─── RECORD EXCERPTS ───
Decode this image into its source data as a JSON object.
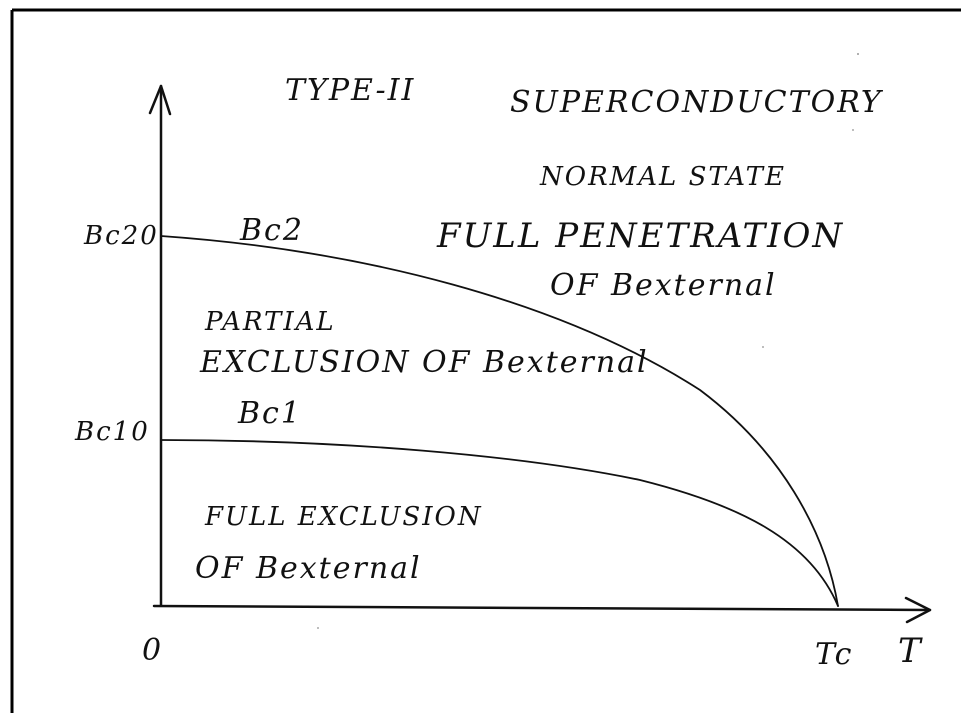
{
  "labels": {
    "title_left": "TYPE-II",
    "title_right": "SUPERCONDUCTORY",
    "normal_state": "NORMAL STATE",
    "full_penetration": "FULL PENETRATION",
    "of_b_external_top": "OF Bexternal",
    "bc2_curve": "Bc2",
    "bc20_axis": "Bc20",
    "partial_line1": "PARTIAL",
    "partial_line2": "EXCLUSION OF Bexternal",
    "bc1_curve": "Bc1",
    "bc10_axis": "Bc10",
    "full_exclusion_line1": "FULL EXCLUSION",
    "full_exclusion_line2": "OF Bexternal",
    "origin": "0",
    "tc": "Tc",
    "t_axis": "T"
  },
  "colors": {
    "ink": "#111111",
    "background": "#ffffff",
    "frame": "#000000"
  }
}
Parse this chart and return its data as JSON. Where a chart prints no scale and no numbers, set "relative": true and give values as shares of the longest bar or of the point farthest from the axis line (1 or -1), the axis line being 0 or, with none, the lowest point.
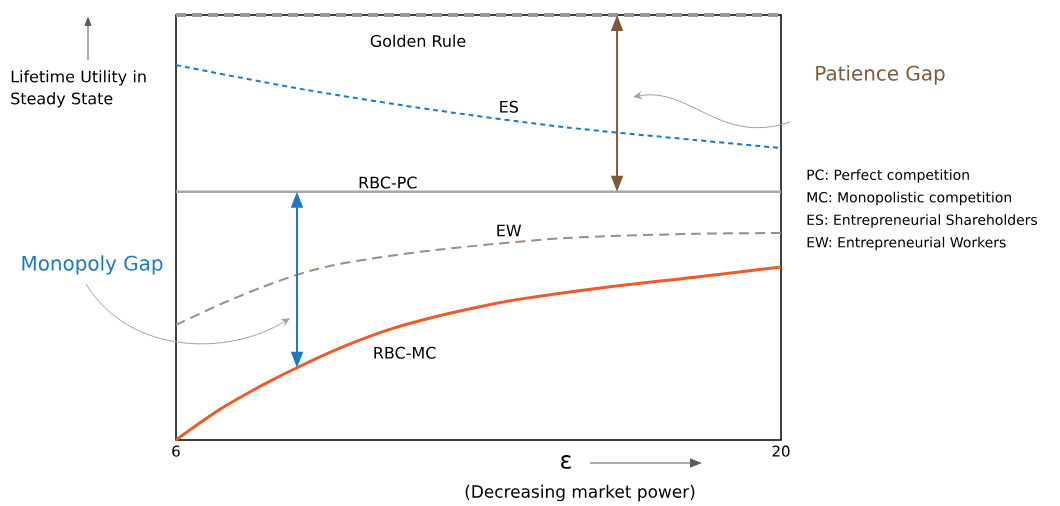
{
  "chart_data": {
    "type": "line",
    "relative": true,
    "xlabel": "ε",
    "ylabel": "Lifetime Utility in Steady State",
    "xlim": [
      6,
      20
    ],
    "xticks": [
      6,
      20
    ],
    "series": [
      {
        "name": "Golden Rule",
        "color": "#999999",
        "line_style": "dashed",
        "x": [
          6,
          20
        ],
        "values": [
          1,
          1
        ]
      },
      {
        "name": "ES",
        "color": "#1a7ac4",
        "line_style": "dotted",
        "x": [
          6,
          9,
          12,
          15,
          18,
          20
        ],
        "values": [
          0.882,
          0.824,
          0.776,
          0.736,
          0.706,
          0.687
        ]
      },
      {
        "name": "RBC-PC",
        "color": "#a6a6a6",
        "line_style": "solid",
        "x": [
          6,
          20
        ],
        "values": [
          0.584,
          0.584
        ]
      },
      {
        "name": "EW",
        "color": "#a08c7c",
        "line_style": "dashed",
        "x": [
          6,
          7,
          8,
          9,
          10,
          12,
          15,
          18,
          20
        ],
        "values": [
          0.271,
          0.318,
          0.36,
          0.395,
          0.418,
          0.447,
          0.475,
          0.485,
          0.487
        ]
      },
      {
        "name": "RBC-MC",
        "color": "#f05a28",
        "line_style": "solid",
        "x": [
          6,
          7,
          8,
          9,
          10,
          11,
          12,
          13,
          14,
          16,
          18,
          20
        ],
        "values": [
          0,
          0.071,
          0.129,
          0.18,
          0.225,
          0.262,
          0.29,
          0.313,
          0.332,
          0.36,
          0.383,
          0.407
        ]
      }
    ],
    "annotations": [
      "Patience Gap",
      "Monopoly Gap",
      "PC: Perfect competition",
      "MC: Monopolistic competition",
      "ES: Entrepreneurial Shareholders",
      "EW: Entrepreneurial Workers",
      "(Decreasing market power)"
    ]
  }
}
───
- WRITTEN PROBLEM -
Output a faithful copy of the data, with each picture left out.

- FULL OUTPUT -
Decode this image into its source data as a JSON object.
{
  "labels": {
    "title_left": "TYPE-II",
    "title_right": "SUPERCONDUCTORY",
    "normal_state": "NORMAL STATE",
    "full_penetration": "FULL PENETRATION",
    "of_b_external_top": "OF Bexternal",
    "bc2_curve": "Bc2",
    "bc20_axis": "Bc20",
    "partial_line1": "PARTIAL",
    "partial_line2": "EXCLUSION OF Bexternal",
    "bc1_curve": "Bc1",
    "bc10_axis": "Bc10",
    "full_exclusion_line1": "FULL EXCLUSION",
    "full_exclusion_line2": "OF Bexternal",
    "origin": "0",
    "tc": "Tc",
    "t_axis": "T"
  },
  "colors": {
    "ink": "#111111",
    "background": "#ffffff",
    "frame": "#000000"
  }
}
Parse this chart and return its data as JSON. Where a chart prints no scale and no numbers, set "relative": true and give values as shares of the longest bar or of the point farthest from the axis line (1 or -1), the axis line being 0 or, with none, the lowest point.
{
  "chart_data": {
    "type": "line",
    "relative": true,
    "xlabel": "ε",
    "ylabel": "Lifetime Utility in Steady State",
    "xlim": [
      6,
      20
    ],
    "xticks": [
      6,
      20
    ],
    "series": [
      {
        "name": "Golden Rule",
        "color": "#999999",
        "line_style": "dashed",
        "x": [
          6,
          20
        ],
        "values": [
          1,
          1
        ]
      },
      {
        "name": "ES",
        "color": "#1a7ac4",
        "line_style": "dotted",
        "x": [
          6,
          9,
          12,
          15,
          18,
          20
        ],
        "values": [
          0.882,
          0.824,
          0.776,
          0.736,
          0.706,
          0.687
        ]
      },
      {
        "name": "RBC-PC",
        "color": "#a6a6a6",
        "line_style": "solid",
        "x": [
          6,
          20
        ],
        "values": [
          0.584,
          0.584
        ]
      },
      {
        "name": "EW",
        "color": "#a08c7c",
        "line_style": "dashed",
        "x": [
          6,
          7,
          8,
          9,
          10,
          12,
          15,
          18,
          20
        ],
        "values": [
          0.271,
          0.318,
          0.36,
          0.395,
          0.418,
          0.447,
          0.475,
          0.485,
          0.487
        ]
      },
      {
        "name": "RBC-MC",
        "color": "#f05a28",
        "line_style": "solid",
        "x": [
          6,
          7,
          8,
          9,
          10,
          11,
          12,
          13,
          14,
          16,
          18,
          20
        ],
        "values": [
          0,
          0.071,
          0.129,
          0.18,
          0.225,
          0.262,
          0.29,
          0.313,
          0.332,
          0.36,
          0.383,
          0.407
        ]
      }
    ],
    "annotations": [
      "Patience Gap",
      "Monopoly Gap",
      "PC: Perfect competition",
      "MC: Monopolistic competition",
      "ES: Entrepreneurial Shareholders",
      "EW: Entrepreneurial Workers",
      "(Decreasing market power)"
    ]
  }
}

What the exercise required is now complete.